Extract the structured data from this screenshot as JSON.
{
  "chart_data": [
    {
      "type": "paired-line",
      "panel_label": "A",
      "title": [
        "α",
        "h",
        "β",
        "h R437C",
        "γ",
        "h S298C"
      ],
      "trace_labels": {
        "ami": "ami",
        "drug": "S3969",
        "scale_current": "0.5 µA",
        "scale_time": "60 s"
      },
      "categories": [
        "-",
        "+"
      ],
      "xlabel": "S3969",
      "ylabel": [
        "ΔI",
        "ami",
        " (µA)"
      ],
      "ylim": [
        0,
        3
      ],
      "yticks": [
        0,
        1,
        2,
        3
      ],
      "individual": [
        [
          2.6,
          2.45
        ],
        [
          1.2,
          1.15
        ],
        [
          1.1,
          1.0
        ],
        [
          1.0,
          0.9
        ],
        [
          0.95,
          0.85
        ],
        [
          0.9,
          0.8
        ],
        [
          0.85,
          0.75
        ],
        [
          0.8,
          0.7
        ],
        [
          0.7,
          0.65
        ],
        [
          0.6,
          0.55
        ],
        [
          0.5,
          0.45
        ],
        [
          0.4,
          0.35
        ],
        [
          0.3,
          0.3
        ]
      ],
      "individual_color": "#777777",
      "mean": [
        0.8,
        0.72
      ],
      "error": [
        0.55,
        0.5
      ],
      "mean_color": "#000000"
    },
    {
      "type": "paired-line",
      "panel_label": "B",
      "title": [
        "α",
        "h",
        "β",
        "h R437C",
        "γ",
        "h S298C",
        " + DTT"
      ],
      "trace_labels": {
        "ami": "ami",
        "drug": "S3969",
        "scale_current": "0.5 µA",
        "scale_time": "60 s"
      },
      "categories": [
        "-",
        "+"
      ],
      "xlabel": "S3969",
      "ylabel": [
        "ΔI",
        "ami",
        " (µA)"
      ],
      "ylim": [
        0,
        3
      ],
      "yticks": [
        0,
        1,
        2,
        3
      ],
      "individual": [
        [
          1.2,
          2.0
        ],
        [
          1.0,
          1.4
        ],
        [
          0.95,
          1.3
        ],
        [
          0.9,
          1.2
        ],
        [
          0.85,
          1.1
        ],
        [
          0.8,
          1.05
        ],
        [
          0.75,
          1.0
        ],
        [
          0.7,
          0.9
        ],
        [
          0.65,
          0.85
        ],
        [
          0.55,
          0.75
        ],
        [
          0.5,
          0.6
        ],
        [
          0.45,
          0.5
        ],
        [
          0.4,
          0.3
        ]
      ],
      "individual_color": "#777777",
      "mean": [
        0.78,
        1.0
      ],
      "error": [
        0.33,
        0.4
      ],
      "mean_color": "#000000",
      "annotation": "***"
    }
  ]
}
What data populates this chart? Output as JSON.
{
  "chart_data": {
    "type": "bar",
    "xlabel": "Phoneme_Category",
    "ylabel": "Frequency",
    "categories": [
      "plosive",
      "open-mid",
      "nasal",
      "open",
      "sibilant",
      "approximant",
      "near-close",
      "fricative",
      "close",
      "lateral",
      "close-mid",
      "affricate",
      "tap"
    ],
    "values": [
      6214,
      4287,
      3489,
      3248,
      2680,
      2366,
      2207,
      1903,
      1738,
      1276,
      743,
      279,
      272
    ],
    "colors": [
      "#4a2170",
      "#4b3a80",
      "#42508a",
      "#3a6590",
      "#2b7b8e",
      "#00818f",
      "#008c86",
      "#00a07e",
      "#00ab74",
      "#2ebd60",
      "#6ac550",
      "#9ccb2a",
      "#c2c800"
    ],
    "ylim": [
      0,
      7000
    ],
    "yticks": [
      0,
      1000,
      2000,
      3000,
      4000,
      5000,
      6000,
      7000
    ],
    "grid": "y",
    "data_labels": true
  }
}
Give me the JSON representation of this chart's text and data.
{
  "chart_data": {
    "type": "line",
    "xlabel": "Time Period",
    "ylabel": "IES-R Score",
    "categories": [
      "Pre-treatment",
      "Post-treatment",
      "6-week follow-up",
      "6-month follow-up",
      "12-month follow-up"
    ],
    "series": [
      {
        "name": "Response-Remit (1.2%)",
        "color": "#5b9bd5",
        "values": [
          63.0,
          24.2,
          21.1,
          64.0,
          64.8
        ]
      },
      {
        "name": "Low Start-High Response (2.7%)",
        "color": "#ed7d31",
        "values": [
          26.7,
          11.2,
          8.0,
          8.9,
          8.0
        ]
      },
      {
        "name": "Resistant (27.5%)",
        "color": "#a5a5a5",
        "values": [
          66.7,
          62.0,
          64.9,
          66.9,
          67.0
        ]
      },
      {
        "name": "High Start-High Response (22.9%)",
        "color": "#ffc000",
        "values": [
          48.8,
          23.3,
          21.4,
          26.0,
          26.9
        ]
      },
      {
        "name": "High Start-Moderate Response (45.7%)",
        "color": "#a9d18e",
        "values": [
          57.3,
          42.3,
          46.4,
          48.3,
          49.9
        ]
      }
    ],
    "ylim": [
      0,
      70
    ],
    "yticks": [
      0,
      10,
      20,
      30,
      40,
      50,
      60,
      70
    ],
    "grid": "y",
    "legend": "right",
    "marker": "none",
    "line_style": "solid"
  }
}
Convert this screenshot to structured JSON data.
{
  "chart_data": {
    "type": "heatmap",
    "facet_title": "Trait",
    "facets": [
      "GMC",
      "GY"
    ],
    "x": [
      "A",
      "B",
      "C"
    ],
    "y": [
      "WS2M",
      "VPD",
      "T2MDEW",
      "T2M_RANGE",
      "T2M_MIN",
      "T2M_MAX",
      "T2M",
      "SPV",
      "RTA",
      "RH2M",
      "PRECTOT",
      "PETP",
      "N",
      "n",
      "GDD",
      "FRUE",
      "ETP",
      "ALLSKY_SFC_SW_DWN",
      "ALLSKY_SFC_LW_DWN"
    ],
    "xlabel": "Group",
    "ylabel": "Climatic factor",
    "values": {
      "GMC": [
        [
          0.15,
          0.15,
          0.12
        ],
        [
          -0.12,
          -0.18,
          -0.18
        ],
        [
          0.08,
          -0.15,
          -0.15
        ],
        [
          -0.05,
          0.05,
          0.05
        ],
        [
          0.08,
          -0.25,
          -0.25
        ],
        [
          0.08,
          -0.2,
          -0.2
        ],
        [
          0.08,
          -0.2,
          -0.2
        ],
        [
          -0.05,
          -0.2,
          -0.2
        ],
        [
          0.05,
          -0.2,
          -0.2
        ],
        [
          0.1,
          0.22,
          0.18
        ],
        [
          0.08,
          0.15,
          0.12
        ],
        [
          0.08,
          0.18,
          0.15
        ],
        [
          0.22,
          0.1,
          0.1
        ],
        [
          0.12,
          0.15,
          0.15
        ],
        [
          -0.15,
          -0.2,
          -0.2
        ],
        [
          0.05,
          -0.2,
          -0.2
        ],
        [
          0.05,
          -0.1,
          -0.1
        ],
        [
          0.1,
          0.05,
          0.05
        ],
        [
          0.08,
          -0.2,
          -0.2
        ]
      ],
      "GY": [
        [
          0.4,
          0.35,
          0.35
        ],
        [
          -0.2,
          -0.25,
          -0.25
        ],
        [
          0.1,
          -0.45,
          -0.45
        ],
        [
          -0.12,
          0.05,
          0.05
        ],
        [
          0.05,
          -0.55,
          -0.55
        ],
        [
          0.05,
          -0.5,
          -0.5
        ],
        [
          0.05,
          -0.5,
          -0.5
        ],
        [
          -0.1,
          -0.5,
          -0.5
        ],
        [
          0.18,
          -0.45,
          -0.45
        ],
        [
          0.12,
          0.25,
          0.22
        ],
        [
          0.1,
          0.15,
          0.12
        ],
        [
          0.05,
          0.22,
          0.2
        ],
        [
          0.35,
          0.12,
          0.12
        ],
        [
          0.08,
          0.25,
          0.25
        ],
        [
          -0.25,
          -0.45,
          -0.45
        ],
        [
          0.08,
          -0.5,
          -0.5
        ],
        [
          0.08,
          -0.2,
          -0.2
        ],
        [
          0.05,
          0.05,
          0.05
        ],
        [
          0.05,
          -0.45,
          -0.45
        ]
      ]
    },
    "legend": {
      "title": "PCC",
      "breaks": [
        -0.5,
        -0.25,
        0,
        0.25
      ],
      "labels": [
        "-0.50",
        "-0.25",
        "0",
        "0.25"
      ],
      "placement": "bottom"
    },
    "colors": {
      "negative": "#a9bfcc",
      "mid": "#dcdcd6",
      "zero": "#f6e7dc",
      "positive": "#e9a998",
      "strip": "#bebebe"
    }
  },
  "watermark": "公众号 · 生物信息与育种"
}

============

EXERCISE REQUIREMENTS | Each line in the data that holds the string "Response" should be found and copied.

FULL ANSWER |
        "name": "Response-Remit (1.2%)",
        "name": "Low Start-High Response (2.7%)",
        "name": "High Start-High Response (22.9%)",
        "name": "High Start-Moderate Response (45.7%)",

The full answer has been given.